_REQUIREMENT_:
Reproduce all entries precisely, down to the last character.

-------- EXTRACTED MATERIAL --------

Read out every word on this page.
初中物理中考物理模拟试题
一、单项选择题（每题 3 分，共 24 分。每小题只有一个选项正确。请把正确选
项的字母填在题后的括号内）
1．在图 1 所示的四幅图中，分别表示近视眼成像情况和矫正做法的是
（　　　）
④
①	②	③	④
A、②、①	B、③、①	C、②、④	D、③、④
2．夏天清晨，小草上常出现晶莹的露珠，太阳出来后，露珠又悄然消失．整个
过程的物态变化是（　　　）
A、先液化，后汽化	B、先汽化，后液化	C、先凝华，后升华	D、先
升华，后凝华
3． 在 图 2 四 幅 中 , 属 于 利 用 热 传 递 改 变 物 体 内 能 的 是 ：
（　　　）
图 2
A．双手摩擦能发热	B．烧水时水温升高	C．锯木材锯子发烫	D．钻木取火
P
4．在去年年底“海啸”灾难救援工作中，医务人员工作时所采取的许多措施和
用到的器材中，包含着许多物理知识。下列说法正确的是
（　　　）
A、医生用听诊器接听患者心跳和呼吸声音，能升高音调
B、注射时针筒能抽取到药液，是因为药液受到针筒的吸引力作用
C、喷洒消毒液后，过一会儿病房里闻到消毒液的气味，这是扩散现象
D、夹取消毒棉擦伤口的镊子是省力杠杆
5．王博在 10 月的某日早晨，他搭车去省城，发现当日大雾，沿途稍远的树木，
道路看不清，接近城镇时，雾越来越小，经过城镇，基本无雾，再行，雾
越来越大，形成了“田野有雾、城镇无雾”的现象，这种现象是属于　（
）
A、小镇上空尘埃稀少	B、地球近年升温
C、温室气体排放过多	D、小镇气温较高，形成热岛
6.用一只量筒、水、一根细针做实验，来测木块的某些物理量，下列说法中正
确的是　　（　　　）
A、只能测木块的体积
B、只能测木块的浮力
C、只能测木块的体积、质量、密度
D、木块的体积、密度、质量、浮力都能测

--------

_SOLUTION TO THE PROBLEM_:
Read out every word on this page.
初中物理中考物理模拟试题
一、单项选择题（每题 3 分，共 24 分。每小题只有一个选项正确。请把正确选
项的字母填在题后的括号内）
1．在图 1 所示的四幅图中，分别表示近视眼成像情况和矫正做法的是
（　　　）
④
①	②	③	④
A、②、①	B、③、①	C、②、④	D、③、④
2．夏天清晨，小草上常出现晶莹的露珠，太阳出来后，露珠又悄然消失．整个
过程的物态变化是（　　　）
A、先液化，后汽化	B、先汽化，后液化	C、先凝华，后升华	D、先
升华，后凝华
3． 在 图 2 四 幅 中 , 属 于 利 用 热 传 递 改 变 物 体 内 能 的 是 ：
（　　　）
图 2
A．双手摩擦能发热	B．烧水时水温升高	C．锯木材锯子发烫	D．钻木取火
P
4．在去年年底“海啸”灾难救援工作中，医务人员工作时所采取的许多措施和
用到的器材中，包含着许多物理知识。下列说法正确的是
（　　　）
A、医生用听诊器接听患者心跳和呼吸声音，能升高音调
B、注射时针筒能抽取到药液，是因为药液受到针筒的吸引力作用
C、喷洒消毒液后，过一会儿病房里闻到消毒液的气味，这是扩散现象
D、夹取消毒棉擦伤口的镊子是省力杠杆
5．王博在 10 月的某日早晨，他搭车去省城，发现当日大雾，沿途稍远的树木，
道路看不清，接近城镇时，雾越来越小，经过城镇，基本无雾，再行，雾
越来越大，形成了“田野有雾、城镇无雾”的现象，这种现象是属于　（
）
A、小镇上空尘埃稀少	B、地球近年升温
C、温室气体排放过多	D、小镇气温较高，形成热岛
6.用一只量筒、水、一根细针做实验，来测木块的某些物理量，下列说法中正
确的是　　（　　　）
A、只能测木块的体积
B、只能测木块的浮力
C、只能测木块的体积、质量、密度
D、木块的体积、密度、质量、浮力都能测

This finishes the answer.